Stated exercise: Write out the lines below word for word, covering the stretch from the line containing "task-executor-cell: driver / localhost bbox=[498, 342, 677, 379]" through the line containing "task-duration-cell: 17 ms bbox=[865, 231, 956, 268]".

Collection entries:
>>>>

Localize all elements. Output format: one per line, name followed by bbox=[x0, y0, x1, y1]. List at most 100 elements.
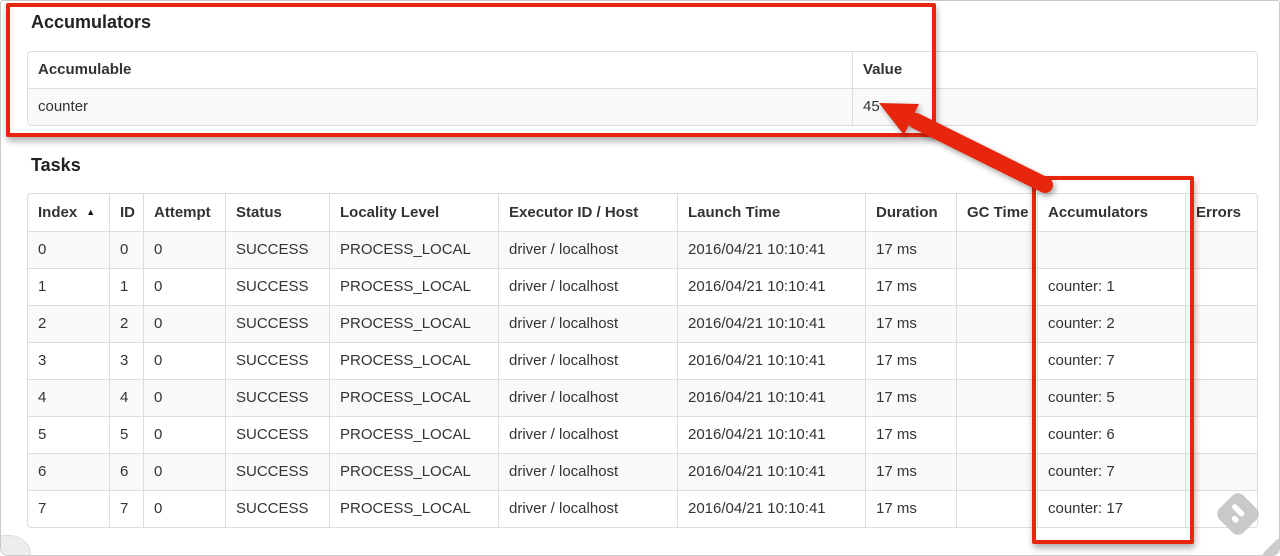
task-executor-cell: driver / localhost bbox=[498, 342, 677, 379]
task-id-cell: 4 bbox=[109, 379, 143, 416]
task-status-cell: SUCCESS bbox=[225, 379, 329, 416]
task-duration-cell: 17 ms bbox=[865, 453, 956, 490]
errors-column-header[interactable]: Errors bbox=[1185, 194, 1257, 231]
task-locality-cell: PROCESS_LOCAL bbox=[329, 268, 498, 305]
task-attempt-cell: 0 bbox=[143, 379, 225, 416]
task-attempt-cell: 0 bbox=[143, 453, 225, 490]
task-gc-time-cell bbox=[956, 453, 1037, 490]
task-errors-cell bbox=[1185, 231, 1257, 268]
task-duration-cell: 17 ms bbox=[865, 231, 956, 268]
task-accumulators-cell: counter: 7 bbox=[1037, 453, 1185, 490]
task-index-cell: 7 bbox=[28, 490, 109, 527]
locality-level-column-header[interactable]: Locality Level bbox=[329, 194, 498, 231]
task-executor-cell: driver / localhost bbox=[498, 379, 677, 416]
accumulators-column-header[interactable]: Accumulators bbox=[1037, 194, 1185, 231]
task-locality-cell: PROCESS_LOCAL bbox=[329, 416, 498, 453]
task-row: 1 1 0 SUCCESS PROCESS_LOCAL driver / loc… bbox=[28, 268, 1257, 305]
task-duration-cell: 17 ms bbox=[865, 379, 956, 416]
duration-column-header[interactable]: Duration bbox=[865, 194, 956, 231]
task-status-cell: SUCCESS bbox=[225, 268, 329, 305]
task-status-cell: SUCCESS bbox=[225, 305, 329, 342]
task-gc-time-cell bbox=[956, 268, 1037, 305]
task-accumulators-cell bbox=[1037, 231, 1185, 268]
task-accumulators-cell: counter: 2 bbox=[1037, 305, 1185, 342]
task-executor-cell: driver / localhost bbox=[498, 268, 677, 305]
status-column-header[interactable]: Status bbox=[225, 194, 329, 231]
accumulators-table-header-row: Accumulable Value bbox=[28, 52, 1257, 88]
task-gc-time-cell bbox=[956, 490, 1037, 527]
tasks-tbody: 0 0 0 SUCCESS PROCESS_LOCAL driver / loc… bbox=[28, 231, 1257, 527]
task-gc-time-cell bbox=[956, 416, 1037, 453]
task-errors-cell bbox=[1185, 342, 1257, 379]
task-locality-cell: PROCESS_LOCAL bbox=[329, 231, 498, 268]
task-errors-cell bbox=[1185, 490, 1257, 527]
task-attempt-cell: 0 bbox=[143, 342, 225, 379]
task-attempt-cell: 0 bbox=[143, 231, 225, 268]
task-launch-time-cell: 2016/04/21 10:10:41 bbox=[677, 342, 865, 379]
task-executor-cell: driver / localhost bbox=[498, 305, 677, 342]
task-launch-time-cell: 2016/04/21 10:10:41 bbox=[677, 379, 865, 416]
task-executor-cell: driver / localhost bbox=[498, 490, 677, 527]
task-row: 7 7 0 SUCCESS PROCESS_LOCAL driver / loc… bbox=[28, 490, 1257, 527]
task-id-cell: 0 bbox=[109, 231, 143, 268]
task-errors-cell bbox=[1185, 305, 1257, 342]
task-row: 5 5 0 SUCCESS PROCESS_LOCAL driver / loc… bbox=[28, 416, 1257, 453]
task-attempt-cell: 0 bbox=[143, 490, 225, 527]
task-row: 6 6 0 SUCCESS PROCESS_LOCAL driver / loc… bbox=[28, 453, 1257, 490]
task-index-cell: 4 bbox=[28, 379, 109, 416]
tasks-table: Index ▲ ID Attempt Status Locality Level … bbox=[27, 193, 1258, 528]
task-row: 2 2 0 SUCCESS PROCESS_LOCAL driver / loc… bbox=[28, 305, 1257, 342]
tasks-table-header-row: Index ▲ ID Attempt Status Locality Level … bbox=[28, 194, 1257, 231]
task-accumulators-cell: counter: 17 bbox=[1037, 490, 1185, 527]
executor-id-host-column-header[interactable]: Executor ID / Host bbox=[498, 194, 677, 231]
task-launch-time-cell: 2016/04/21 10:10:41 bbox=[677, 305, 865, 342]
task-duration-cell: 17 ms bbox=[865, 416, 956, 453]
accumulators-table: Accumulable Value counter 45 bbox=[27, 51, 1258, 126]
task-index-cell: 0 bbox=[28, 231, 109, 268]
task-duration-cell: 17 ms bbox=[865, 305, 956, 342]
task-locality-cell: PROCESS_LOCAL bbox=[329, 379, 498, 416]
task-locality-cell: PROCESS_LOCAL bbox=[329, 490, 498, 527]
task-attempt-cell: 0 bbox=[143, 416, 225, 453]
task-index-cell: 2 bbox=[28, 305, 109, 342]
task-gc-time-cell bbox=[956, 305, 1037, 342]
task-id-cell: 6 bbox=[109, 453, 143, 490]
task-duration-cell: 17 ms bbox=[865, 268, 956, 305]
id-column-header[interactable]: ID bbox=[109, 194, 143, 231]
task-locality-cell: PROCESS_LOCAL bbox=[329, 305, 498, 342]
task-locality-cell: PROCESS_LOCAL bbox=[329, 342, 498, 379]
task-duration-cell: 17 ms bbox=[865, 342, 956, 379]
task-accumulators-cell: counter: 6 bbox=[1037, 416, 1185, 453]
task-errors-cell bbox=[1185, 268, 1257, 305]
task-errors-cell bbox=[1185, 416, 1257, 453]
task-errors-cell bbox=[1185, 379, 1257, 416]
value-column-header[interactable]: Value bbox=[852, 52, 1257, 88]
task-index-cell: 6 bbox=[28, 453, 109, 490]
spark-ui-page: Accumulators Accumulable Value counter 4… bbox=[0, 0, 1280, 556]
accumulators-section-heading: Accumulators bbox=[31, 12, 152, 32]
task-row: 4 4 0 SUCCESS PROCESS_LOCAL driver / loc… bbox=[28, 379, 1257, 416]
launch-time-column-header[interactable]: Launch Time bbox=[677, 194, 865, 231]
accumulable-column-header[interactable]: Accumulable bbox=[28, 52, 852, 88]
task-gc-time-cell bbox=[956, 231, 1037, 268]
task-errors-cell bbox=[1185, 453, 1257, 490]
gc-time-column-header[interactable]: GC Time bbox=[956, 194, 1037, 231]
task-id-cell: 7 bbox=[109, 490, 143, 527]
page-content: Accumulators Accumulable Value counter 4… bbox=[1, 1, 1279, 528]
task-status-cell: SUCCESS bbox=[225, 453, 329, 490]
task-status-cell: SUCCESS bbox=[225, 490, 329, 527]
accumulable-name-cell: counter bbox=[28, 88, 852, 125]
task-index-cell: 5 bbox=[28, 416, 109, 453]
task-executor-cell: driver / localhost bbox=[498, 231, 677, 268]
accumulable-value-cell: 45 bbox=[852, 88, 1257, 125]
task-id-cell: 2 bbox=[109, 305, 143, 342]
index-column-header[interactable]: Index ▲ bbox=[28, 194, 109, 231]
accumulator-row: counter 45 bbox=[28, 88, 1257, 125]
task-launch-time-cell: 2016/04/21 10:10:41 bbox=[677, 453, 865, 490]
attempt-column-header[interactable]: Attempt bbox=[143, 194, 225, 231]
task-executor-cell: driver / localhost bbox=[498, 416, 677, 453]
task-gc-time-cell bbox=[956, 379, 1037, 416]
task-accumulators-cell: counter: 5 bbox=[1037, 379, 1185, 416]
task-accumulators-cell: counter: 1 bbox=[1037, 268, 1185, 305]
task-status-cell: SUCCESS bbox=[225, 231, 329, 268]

<<<<

Task result:
task-executor-cell: driver / localhost bbox=[498, 342, 677, 379]
task-id-cell: 4 bbox=[109, 379, 143, 416]
task-status-cell: SUCCESS bbox=[225, 379, 329, 416]
task-duration-cell: 17 ms bbox=[865, 453, 956, 490]
errors-column-header[interactable]: Errors bbox=[1185, 194, 1257, 231]
task-locality-cell: PROCESS_LOCAL bbox=[329, 268, 498, 305]
task-attempt-cell: 0 bbox=[143, 379, 225, 416]
task-attempt-cell: 0 bbox=[143, 453, 225, 490]
task-gc-time-cell bbox=[956, 453, 1037, 490]
task-errors-cell bbox=[1185, 231, 1257, 268]
task-duration-cell: 17 ms bbox=[865, 231, 956, 268]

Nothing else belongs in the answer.